__Task to carry out__
Copy every line of the listing exactly.

## Start Dataset excerpts

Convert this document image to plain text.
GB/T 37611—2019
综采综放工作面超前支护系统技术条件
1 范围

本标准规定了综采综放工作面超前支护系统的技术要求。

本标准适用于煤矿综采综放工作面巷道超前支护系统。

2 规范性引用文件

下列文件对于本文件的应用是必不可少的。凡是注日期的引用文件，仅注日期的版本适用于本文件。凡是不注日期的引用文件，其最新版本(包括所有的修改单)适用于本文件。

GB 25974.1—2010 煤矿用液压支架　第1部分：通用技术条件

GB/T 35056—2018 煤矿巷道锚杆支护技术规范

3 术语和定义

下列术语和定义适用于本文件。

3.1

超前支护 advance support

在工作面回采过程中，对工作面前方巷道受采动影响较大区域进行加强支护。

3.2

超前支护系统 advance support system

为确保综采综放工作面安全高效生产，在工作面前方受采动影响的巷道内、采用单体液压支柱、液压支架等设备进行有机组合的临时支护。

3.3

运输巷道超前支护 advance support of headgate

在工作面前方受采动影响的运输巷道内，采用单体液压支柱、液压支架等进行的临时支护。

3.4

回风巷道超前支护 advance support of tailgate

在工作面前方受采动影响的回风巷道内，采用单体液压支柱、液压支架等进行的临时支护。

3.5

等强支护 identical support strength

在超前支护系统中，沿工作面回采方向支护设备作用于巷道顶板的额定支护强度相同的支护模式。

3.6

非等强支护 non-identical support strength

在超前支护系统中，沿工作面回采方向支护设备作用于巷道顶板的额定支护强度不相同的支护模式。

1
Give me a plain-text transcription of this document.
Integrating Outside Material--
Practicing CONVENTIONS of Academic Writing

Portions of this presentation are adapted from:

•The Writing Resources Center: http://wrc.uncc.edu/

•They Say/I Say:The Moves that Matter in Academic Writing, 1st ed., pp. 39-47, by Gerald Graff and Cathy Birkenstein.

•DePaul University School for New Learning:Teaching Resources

## End Dataset excerpts

__Reply to the exercise__
Convert this document image to plain text.
GB/T 37611—2019
综采综放工作面超前支护系统技术条件
1 范围

本标准规定了综采综放工作面超前支护系统的技术要求。

本标准适用于煤矿综采综放工作面巷道超前支护系统。

2 规范性引用文件

下列文件对于本文件的应用是必不可少的。凡是注日期的引用文件，仅注日期的版本适用于本文件。凡是不注日期的引用文件，其最新版本(包括所有的修改单)适用于本文件。

GB 25974.1—2010 煤矿用液压支架　第1部分：通用技术条件

GB/T 35056—2018 煤矿巷道锚杆支护技术规范

3 术语和定义

下列术语和定义适用于本文件。

3.1

超前支护 advance support

在工作面回采过程中，对工作面前方巷道受采动影响较大区域进行加强支护。

3.2

超前支护系统 advance support system

为确保综采综放工作面安全高效生产，在工作面前方受采动影响的巷道内、采用单体液压支柱、液压支架等设备进行有机组合的临时支护。

3.3

运输巷道超前支护 advance support of headgate

在工作面前方受采动影响的运输巷道内，采用单体液压支柱、液压支架等进行的临时支护。

3.4

回风巷道超前支护 advance support of tailgate

在工作面前方受采动影响的回风巷道内，采用单体液压支柱、液压支架等进行的临时支护。

3.5

等强支护 identical support strength

在超前支护系统中，沿工作面回采方向支护设备作用于巷道顶板的额定支护强度相同的支护模式。

3.6

非等强支护 non-identical support strength

在超前支护系统中，沿工作面回采方向支护设备作用于巷道顶板的额定支护强度不相同的支护模式。

1
Give me a plain-text transcription of this document.
Integrating Outside Material--
Practicing CONVENTIONS of Academic Writing

Portions of this presentation are adapted from:

•The Writing Resources Center: http://wrc.uncc.edu/

•They Say/I Say:The Moves that Matter in Academic Writing, 1st ed., pp. 39-47, by Gerald Graff and Cathy Birkenstein.

•DePaul University School for New Learning:Teaching Resources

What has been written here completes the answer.